What to work on: Could you give the data below again, exactly and completely?

[begin Dataset entries]

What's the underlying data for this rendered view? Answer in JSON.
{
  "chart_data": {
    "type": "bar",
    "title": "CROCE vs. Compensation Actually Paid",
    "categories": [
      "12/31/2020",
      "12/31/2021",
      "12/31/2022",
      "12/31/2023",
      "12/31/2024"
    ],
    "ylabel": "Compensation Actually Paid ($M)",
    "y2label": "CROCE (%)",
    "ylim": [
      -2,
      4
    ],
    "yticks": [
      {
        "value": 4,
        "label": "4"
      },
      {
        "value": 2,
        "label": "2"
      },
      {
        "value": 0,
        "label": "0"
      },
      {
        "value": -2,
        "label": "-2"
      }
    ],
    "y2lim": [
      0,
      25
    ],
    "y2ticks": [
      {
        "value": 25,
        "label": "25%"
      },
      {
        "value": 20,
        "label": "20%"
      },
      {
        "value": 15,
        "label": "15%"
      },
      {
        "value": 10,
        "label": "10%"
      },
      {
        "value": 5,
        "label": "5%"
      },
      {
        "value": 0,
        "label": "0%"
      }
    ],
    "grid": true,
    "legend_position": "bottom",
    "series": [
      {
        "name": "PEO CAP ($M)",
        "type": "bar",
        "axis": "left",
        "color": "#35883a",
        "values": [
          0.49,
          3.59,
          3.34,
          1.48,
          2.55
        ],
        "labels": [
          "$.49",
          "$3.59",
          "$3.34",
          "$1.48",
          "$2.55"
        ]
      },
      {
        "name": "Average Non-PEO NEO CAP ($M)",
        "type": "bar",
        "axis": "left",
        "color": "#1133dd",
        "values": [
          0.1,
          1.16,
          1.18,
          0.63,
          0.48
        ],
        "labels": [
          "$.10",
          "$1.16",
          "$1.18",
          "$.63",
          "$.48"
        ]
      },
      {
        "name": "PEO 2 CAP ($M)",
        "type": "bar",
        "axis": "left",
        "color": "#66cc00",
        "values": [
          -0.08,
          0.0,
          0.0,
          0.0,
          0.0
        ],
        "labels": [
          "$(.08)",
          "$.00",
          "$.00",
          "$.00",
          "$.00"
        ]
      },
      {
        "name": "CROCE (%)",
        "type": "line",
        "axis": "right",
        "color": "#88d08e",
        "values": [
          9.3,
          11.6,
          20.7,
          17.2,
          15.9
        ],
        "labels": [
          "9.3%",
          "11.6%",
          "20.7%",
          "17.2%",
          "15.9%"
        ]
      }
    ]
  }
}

[end Dataset entries]

Result of this task:
What's the underlying data for this rendered view? Answer in JSON.
{
  "chart_data": {
    "type": "bar",
    "title": "CROCE vs. Compensation Actually Paid",
    "categories": [
      "12/31/2020",
      "12/31/2021",
      "12/31/2022",
      "12/31/2023",
      "12/31/2024"
    ],
    "ylabel": "Compensation Actually Paid ($M)",
    "y2label": "CROCE (%)",
    "ylim": [
      -2,
      4
    ],
    "yticks": [
      {
        "value": 4,
        "label": "4"
      },
      {
        "value": 2,
        "label": "2"
      },
      {
        "value": 0,
        "label": "0"
      },
      {
        "value": -2,
        "label": "-2"
      }
    ],
    "y2lim": [
      0,
      25
    ],
    "y2ticks": [
      {
        "value": 25,
        "label": "25%"
      },
      {
        "value": 20,
        "label": "20%"
      },
      {
        "value": 15,
        "label": "15%"
      },
      {
        "value": 10,
        "label": "10%"
      },
      {
        "value": 5,
        "label": "5%"
      },
      {
        "value": 0,
        "label": "0%"
      }
    ],
    "grid": true,
    "legend_position": "bottom",
    "series": [
      {
        "name": "PEO CAP ($M)",
        "type": "bar",
        "axis": "left",
        "color": "#35883a",
        "values": [
          0.49,
          3.59,
          3.34,
          1.48,
          2.55
        ],
        "labels": [
          "$.49",
          "$3.59",
          "$3.34",
          "$1.48",
          "$2.55"
        ]
      },
      {
        "name": "Average Non-PEO NEO CAP ($M)",
        "type": "bar",
        "axis": "left",
        "color": "#1133dd",
        "values": [
          0.1,
          1.16,
          1.18,
          0.63,
          0.48
        ],
        "labels": [
          "$.10",
          "$1.16",
          "$1.18",
          "$.63",
          "$.48"
        ]
      },
      {
        "name": "PEO 2 CAP ($M)",
        "type": "bar",
        "axis": "left",
        "color": "#66cc00",
        "values": [
          -0.08,
          0.0,
          0.0,
          0.0,
          0.0
        ],
        "labels": [
          "$(.08)",
          "$.00",
          "$.00",
          "$.00",
          "$.00"
        ]
      },
      {
        "name": "CROCE (%)",
        "type": "line",
        "axis": "right",
        "color": "#88d08e",
        "values": [
          9.3,
          11.6,
          20.7,
          17.2,
          15.9
        ],
        "labels": [
          "9.3%",
          "11.6%",
          "20.7%",
          "17.2%",
          "15.9%"
        ]
      }
    ]
  }
}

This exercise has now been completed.